> **GIVEN INFORMATION**:
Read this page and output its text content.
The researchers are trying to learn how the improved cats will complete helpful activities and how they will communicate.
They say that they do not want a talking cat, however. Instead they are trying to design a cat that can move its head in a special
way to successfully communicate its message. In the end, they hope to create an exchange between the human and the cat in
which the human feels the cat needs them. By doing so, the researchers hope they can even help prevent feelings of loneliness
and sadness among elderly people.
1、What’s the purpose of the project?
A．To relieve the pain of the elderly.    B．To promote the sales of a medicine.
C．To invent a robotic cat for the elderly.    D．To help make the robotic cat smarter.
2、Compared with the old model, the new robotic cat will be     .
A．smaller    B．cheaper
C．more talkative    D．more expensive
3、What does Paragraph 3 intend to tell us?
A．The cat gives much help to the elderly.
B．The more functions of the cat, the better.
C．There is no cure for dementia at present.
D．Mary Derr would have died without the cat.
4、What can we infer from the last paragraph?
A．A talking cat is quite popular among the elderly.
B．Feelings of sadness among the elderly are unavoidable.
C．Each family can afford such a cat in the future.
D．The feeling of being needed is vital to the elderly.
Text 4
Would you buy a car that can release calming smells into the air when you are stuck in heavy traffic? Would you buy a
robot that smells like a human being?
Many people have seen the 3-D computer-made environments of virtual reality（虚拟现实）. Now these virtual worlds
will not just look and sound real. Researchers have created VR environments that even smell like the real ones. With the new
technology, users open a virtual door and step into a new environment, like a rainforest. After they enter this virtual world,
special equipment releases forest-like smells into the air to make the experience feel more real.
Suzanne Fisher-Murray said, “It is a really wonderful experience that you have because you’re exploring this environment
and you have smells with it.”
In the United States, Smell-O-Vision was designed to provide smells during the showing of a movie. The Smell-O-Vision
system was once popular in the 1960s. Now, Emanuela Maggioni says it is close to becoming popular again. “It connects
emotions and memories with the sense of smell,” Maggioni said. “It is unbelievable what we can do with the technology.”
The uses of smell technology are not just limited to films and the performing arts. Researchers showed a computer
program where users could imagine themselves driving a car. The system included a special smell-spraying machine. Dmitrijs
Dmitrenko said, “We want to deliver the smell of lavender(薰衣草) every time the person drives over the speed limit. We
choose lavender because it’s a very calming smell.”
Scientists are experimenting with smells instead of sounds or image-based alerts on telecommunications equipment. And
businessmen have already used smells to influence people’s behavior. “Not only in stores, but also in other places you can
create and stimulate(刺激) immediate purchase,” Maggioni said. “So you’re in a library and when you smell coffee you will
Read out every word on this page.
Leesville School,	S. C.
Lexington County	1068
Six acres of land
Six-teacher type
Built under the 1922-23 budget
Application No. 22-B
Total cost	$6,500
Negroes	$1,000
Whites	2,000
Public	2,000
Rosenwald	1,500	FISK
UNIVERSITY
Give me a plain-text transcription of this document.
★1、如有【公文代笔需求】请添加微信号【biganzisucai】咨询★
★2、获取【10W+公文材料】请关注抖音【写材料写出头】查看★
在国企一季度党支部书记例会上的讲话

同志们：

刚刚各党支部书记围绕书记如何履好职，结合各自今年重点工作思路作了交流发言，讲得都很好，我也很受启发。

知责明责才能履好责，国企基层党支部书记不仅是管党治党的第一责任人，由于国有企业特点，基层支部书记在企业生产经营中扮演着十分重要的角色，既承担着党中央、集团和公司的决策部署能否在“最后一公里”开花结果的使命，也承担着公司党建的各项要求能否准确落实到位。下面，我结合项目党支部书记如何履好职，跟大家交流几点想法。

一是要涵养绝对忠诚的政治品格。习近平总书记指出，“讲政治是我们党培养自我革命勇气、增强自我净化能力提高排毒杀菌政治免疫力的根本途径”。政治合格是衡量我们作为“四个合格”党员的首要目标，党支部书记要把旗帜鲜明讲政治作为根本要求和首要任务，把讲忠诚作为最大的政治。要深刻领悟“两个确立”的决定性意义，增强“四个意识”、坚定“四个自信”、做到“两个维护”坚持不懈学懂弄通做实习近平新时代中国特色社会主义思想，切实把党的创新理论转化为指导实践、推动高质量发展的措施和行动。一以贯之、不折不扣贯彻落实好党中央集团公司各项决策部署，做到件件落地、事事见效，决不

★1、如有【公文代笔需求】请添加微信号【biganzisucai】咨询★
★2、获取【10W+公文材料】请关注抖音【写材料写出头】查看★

> **WHAT IS EXPECTED**:
In the entries above, find each line with the string "have" and copy it.

> **ANSWER TO THIS TASK**:
D．Mary Derr would have died without the cat.
Many people have seen the 3-D computer-made environments of virtual reality（虚拟现实）. Now these virtual worlds
will not just look and sound real. Researchers have created VR environments that even smell like the real ones. With the new
Suzanne Fisher-Murray said, “It is a really wonderful experience that you have because you’re exploring this environment
and you have smells with it.”
businessmen have already used smells to influence people’s behavior. “Not only in stores, but also in other places you can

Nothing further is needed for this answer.